Your answer is a single number: the count of lines that contain the string "this".

**Stored records:**

□ □ □ □ □ □ □

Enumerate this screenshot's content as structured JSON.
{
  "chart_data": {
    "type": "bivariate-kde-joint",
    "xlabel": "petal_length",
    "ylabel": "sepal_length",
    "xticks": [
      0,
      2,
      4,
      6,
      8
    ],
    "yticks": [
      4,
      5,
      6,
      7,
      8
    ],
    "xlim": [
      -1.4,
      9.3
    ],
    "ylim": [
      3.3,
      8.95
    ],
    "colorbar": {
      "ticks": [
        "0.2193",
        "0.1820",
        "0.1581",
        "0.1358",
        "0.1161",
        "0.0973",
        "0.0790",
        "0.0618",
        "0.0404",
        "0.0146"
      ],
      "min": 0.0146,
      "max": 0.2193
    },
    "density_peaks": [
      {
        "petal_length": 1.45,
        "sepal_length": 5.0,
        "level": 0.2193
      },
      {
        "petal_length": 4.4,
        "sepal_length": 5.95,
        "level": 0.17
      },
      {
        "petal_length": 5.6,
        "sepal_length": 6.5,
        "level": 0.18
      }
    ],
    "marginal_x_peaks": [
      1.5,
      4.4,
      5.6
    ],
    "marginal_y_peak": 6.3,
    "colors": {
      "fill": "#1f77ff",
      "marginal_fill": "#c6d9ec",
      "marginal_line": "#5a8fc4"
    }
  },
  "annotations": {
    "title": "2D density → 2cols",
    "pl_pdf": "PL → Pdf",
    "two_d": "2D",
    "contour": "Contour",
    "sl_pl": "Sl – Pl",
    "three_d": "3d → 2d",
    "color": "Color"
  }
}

□ □ □ □ □ □ □

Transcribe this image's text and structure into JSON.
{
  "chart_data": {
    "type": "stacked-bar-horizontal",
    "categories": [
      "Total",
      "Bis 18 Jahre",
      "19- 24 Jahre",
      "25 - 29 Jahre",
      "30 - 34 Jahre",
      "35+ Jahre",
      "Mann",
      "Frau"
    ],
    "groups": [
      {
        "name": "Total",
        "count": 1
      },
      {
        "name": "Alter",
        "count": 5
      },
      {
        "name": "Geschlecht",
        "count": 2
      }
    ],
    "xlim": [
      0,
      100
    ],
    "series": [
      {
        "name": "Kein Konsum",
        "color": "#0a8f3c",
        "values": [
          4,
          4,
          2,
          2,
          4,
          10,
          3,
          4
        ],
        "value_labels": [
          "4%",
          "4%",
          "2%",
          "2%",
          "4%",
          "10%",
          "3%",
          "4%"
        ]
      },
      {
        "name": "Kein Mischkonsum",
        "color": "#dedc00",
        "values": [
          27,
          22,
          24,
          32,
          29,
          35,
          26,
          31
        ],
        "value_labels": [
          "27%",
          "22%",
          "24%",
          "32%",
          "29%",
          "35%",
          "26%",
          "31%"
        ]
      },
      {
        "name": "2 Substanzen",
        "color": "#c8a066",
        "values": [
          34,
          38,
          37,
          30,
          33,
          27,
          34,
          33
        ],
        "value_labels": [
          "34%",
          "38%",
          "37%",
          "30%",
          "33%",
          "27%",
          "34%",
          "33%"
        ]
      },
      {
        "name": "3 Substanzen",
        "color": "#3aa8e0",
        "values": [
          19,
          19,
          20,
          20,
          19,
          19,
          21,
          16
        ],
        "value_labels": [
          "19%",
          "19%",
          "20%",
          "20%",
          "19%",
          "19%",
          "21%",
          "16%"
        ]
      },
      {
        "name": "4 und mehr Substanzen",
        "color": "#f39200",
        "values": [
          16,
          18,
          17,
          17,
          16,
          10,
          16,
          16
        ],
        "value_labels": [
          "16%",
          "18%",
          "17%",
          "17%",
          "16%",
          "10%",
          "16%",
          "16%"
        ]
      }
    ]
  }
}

□ □ □ □ □ □ □

**Written response:** 2